**DATA LISTING**
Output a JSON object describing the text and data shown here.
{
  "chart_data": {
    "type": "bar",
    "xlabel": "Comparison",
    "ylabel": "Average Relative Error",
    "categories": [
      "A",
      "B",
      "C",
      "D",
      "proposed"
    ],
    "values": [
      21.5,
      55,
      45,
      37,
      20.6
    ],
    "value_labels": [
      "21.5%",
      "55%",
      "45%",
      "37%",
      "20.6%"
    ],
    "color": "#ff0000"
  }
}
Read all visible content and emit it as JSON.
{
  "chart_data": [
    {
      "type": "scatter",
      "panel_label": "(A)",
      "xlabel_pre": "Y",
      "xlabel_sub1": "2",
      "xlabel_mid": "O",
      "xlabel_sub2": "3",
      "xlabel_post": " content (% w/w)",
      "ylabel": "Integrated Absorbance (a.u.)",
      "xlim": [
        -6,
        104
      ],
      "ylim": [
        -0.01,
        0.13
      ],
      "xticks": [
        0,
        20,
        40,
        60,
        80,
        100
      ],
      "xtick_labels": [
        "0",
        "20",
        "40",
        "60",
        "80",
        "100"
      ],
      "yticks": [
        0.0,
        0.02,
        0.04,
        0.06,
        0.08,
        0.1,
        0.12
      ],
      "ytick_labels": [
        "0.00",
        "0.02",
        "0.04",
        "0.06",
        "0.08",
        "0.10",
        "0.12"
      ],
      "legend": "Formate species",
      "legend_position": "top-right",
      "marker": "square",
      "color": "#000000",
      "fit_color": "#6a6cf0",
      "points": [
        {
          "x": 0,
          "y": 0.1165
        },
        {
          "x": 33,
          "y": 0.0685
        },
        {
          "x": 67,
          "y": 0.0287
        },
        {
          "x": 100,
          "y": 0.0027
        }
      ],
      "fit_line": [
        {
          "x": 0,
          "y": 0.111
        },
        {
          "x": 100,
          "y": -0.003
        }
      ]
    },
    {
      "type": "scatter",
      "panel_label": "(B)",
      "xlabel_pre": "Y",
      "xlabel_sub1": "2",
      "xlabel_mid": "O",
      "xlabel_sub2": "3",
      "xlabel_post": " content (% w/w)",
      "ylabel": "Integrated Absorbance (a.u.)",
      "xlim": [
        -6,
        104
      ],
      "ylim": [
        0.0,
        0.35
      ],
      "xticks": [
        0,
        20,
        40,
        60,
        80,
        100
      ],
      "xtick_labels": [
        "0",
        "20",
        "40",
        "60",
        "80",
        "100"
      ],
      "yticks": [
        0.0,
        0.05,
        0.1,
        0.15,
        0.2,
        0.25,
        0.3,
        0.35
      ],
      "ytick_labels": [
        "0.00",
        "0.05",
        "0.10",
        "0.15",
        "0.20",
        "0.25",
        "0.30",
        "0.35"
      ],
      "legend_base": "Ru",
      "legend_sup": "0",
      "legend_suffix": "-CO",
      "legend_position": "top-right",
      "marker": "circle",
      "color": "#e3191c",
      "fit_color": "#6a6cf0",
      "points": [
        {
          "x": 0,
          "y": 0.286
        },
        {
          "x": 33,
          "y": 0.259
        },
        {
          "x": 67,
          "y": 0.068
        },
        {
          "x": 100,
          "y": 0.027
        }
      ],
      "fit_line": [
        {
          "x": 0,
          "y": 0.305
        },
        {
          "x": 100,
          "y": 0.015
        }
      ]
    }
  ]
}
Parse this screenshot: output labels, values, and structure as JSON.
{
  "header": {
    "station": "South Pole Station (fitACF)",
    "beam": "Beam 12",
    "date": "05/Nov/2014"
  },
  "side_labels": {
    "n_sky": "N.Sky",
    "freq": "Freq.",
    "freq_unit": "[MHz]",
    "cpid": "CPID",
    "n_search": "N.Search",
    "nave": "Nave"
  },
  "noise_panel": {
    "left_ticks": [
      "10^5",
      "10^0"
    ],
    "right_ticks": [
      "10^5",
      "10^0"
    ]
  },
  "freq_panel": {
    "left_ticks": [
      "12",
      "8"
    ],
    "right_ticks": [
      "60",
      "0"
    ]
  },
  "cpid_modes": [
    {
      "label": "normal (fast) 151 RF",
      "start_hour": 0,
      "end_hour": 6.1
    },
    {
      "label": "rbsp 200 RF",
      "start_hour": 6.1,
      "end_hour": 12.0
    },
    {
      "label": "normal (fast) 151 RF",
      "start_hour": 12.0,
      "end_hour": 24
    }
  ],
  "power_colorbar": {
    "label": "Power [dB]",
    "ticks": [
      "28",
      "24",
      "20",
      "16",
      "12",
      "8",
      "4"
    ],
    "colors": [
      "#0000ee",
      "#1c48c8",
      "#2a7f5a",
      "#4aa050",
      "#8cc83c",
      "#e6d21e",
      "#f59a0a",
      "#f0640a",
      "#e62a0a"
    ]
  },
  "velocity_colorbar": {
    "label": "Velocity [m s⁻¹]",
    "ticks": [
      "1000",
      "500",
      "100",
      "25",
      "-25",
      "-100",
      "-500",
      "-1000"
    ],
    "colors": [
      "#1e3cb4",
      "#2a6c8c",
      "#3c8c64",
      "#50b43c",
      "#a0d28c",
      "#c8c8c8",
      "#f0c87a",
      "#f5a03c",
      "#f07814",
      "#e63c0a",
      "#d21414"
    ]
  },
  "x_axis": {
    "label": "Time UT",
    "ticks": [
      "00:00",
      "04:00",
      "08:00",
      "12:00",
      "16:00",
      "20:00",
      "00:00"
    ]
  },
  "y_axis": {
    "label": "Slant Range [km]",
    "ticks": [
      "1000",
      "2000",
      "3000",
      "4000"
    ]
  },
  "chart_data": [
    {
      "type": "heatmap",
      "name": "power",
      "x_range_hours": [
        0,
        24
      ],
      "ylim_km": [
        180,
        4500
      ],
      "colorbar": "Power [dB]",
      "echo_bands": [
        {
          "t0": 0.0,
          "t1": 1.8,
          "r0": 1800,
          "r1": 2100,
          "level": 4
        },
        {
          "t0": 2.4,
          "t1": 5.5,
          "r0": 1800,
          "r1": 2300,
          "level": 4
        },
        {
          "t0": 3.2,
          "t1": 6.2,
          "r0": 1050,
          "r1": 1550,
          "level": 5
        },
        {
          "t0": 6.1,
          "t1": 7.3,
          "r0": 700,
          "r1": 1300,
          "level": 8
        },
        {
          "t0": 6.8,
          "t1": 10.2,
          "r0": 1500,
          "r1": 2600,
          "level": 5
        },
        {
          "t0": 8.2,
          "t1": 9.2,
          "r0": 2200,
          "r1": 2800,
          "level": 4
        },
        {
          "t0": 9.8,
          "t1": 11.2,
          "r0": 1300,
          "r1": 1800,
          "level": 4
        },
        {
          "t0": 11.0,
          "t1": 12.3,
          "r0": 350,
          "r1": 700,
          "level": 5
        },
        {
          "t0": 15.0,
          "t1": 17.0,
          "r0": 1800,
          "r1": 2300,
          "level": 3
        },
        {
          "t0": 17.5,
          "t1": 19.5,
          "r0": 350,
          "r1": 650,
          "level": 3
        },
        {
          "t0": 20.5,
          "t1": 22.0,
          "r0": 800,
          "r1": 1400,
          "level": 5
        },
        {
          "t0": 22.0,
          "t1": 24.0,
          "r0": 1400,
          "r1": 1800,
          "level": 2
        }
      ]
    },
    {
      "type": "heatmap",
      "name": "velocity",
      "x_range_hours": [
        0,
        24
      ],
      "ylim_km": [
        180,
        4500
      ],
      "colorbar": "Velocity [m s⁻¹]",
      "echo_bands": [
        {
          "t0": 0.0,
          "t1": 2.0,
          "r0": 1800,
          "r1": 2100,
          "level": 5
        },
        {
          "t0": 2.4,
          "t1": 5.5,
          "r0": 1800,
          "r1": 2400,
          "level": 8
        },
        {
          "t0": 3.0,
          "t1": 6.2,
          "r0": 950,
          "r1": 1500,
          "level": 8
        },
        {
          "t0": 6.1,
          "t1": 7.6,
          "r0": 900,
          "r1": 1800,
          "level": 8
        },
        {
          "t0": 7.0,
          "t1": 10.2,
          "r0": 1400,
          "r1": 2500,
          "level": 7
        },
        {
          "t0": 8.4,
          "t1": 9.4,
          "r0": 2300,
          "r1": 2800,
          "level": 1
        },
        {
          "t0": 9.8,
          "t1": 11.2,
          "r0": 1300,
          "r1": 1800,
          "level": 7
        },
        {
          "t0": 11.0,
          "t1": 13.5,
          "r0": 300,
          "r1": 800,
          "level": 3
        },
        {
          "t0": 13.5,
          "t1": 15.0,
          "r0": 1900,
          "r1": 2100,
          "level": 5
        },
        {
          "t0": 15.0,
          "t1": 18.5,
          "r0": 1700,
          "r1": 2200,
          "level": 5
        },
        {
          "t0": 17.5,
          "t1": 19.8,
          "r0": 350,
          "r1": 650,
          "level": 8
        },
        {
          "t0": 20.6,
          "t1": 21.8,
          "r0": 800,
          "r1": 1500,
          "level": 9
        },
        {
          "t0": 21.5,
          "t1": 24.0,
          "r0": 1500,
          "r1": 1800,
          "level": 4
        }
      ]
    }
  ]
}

**SET TASK**
State how many lines of the listing above hold the word "JSON", with nothing but the number.

**OUTPUT FOR THIS EXERCISE**
3